▸ WHAT YOU SHOULD DO: Write out all the data again, exactly as it stands.

Stored data

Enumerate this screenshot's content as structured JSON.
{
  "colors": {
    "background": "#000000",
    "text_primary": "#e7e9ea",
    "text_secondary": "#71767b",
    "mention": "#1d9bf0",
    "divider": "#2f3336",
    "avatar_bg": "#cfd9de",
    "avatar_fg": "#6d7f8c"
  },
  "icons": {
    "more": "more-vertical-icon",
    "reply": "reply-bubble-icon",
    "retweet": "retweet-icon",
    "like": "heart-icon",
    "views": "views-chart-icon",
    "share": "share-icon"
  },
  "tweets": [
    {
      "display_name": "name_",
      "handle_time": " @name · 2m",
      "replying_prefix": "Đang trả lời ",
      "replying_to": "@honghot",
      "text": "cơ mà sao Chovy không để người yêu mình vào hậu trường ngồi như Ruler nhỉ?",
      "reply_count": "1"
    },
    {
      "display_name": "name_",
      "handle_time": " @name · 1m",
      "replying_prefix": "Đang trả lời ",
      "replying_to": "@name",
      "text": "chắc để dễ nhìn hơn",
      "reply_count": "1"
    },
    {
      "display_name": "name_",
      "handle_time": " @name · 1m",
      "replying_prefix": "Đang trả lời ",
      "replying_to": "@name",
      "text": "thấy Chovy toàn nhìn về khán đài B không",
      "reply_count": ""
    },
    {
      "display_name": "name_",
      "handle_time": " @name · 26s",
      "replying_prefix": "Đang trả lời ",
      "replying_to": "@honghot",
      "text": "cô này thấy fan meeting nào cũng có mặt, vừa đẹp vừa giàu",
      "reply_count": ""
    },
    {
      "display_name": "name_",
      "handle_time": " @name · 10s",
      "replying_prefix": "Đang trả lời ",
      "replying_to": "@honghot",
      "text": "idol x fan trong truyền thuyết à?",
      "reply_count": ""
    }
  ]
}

▸ ANSWER TO THIS EXERCISE:
Enumerate this screenshot's content as structured JSON.
{
  "colors": {
    "background": "#000000",
    "text_primary": "#e7e9ea",
    "text_secondary": "#71767b",
    "mention": "#1d9bf0",
    "divider": "#2f3336",
    "avatar_bg": "#cfd9de",
    "avatar_fg": "#6d7f8c"
  },
  "icons": {
    "more": "more-vertical-icon",
    "reply": "reply-bubble-icon",
    "retweet": "retweet-icon",
    "like": "heart-icon",
    "views": "views-chart-icon",
    "share": "share-icon"
  },
  "tweets": [
    {
      "display_name": "name_",
      "handle_time": " @name · 2m",
      "replying_prefix": "Đang trả lời ",
      "replying_to": "@honghot",
      "text": "cơ mà sao Chovy không để người yêu mình vào hậu trường ngồi như Ruler nhỉ?",
      "reply_count": "1"
    },
    {
      "display_name": "name_",
      "handle_time": " @name · 1m",
      "replying_prefix": "Đang trả lời ",
      "replying_to": "@name",
      "text": "chắc để dễ nhìn hơn",
      "reply_count": "1"
    },
    {
      "display_name": "name_",
      "handle_time": " @name · 1m",
      "replying_prefix": "Đang trả lời ",
      "replying_to": "@name",
      "text": "thấy Chovy toàn nhìn về khán đài B không",
      "reply_count": ""
    },
    {
      "display_name": "name_",
      "handle_time": " @name · 26s",
      "replying_prefix": "Đang trả lời ",
      "replying_to": "@honghot",
      "text": "cô này thấy fan meeting nào cũng có mặt, vừa đẹp vừa giàu",
      "reply_count": ""
    },
    {
      "display_name": "name_",
      "handle_time": " @name · 10s",
      "replying_prefix": "Đang trả lời ",
      "replying_to": "@honghot",
      "text": "idol x fan trong truyền thuyết à?",
      "reply_count": ""
    }
  ]
}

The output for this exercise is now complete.